What you are asked to do:
Lines containing the word "באולם" are the ones to copy from the records below.

-------------------------

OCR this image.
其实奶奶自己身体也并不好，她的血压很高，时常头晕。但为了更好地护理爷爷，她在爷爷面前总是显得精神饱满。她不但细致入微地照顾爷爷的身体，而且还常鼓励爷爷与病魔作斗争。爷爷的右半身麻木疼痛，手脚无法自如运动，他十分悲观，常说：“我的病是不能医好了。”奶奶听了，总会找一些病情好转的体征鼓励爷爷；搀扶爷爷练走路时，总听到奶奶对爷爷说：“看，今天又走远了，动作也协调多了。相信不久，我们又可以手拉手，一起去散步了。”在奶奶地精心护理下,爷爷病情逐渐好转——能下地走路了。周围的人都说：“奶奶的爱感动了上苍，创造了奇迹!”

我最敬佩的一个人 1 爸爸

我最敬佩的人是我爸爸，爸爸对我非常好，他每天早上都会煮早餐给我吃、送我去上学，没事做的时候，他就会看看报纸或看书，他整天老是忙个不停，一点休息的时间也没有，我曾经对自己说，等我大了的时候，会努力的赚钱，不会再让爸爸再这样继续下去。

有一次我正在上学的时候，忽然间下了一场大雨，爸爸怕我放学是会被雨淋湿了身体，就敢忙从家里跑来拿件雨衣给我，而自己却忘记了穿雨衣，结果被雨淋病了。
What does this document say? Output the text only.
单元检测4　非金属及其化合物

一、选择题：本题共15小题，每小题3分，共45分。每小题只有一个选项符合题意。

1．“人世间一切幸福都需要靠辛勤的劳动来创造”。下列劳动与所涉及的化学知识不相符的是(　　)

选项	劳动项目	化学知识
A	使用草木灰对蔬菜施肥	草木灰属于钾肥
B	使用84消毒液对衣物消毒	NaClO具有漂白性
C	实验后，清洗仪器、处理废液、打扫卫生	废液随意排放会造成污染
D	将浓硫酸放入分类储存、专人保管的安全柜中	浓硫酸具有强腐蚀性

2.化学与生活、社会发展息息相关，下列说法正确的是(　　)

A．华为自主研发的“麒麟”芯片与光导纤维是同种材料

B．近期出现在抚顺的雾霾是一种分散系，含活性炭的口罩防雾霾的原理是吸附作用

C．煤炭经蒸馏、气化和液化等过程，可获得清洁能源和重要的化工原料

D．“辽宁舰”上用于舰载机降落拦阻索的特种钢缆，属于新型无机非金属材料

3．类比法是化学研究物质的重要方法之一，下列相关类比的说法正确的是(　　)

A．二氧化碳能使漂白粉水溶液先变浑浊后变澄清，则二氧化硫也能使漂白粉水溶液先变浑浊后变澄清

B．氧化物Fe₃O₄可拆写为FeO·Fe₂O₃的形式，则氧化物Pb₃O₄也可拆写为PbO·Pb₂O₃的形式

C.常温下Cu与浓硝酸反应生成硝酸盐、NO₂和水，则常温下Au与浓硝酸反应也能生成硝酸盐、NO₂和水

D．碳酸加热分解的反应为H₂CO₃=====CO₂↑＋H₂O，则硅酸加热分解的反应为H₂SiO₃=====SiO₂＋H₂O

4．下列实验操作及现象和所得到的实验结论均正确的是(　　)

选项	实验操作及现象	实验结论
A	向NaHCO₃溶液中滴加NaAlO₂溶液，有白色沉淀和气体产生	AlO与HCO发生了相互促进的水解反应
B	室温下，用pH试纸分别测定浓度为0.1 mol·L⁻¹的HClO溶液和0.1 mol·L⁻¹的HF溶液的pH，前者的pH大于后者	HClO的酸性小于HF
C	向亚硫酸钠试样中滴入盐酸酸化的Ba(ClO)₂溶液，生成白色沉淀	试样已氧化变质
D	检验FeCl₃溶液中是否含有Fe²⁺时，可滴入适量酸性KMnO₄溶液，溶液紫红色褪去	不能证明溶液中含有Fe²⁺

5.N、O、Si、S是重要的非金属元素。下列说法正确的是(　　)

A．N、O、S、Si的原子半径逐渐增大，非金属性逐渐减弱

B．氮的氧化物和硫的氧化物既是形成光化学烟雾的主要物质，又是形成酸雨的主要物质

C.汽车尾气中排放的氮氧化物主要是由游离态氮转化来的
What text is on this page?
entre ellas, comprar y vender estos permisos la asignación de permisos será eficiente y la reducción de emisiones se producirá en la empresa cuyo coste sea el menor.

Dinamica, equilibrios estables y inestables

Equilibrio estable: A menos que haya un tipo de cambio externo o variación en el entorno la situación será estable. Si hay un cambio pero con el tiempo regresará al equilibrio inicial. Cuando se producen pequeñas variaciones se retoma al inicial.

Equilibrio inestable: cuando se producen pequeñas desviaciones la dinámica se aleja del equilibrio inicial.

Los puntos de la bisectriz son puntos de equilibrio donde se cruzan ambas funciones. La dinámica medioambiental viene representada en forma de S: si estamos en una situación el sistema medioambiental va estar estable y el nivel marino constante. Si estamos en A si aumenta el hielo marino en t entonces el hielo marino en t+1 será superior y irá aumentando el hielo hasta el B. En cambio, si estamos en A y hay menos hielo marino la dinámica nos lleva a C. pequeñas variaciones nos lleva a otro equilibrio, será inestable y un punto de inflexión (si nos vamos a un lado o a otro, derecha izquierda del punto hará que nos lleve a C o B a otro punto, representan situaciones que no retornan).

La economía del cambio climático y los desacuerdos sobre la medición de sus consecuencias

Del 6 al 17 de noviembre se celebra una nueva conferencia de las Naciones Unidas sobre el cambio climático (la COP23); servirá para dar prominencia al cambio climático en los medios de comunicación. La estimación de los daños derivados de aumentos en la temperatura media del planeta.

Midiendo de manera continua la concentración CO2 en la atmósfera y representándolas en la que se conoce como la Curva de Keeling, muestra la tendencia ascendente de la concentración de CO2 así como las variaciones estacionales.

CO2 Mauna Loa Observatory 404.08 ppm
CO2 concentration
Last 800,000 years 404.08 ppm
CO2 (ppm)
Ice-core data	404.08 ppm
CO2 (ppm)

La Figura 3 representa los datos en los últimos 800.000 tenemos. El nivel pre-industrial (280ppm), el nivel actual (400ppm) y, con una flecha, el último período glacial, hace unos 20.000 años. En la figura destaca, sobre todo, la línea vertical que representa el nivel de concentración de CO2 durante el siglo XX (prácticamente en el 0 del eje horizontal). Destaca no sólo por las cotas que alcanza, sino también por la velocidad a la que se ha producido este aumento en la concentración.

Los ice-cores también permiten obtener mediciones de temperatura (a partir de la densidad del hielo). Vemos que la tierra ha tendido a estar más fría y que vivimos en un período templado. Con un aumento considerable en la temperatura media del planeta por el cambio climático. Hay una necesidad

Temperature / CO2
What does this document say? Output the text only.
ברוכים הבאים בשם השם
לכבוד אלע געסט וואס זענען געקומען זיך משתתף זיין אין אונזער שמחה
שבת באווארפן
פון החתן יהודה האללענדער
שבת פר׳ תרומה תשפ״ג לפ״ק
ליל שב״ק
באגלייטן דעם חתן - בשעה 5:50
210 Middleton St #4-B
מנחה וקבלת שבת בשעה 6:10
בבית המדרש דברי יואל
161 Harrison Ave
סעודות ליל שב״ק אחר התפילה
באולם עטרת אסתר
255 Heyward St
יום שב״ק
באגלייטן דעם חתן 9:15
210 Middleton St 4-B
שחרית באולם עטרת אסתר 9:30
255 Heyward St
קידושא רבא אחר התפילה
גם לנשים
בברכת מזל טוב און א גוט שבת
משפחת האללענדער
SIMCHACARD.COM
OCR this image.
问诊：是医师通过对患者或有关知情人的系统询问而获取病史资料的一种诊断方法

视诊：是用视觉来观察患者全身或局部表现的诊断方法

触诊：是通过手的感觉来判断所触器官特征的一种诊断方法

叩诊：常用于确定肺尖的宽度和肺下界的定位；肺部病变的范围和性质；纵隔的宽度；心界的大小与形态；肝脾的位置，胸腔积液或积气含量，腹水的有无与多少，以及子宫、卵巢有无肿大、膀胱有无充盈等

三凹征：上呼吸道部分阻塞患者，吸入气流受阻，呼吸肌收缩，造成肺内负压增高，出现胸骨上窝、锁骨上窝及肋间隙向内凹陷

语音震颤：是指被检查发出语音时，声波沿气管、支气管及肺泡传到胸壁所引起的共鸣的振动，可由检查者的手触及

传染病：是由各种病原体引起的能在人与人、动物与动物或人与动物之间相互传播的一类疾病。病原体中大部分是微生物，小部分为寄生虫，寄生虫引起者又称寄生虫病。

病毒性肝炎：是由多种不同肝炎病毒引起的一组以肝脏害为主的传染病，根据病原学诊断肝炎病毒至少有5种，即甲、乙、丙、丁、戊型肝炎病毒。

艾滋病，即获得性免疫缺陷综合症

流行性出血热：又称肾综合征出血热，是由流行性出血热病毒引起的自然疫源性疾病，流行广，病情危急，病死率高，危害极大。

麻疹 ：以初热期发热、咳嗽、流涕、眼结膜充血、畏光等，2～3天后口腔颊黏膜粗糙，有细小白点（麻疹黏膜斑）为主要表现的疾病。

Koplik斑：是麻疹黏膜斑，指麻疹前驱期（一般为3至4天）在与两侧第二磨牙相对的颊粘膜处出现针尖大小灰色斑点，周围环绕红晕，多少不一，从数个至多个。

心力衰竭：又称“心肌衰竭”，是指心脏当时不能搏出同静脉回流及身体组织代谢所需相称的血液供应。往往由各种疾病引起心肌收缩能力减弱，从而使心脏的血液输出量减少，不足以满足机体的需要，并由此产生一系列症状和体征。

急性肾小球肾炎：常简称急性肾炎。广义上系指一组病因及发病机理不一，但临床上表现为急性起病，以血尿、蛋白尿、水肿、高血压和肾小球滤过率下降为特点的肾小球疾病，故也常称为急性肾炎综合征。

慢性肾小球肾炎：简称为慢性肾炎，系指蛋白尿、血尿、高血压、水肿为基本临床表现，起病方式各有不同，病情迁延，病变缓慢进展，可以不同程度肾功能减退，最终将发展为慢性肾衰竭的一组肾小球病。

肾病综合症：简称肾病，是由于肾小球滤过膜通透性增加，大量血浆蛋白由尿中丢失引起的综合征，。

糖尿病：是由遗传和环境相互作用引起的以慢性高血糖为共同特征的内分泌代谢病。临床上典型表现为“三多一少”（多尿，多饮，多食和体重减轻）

-------------------------

Finished exercise:
באולם עטרת אסתר
שחרית באולם עטרת אסתר 9:30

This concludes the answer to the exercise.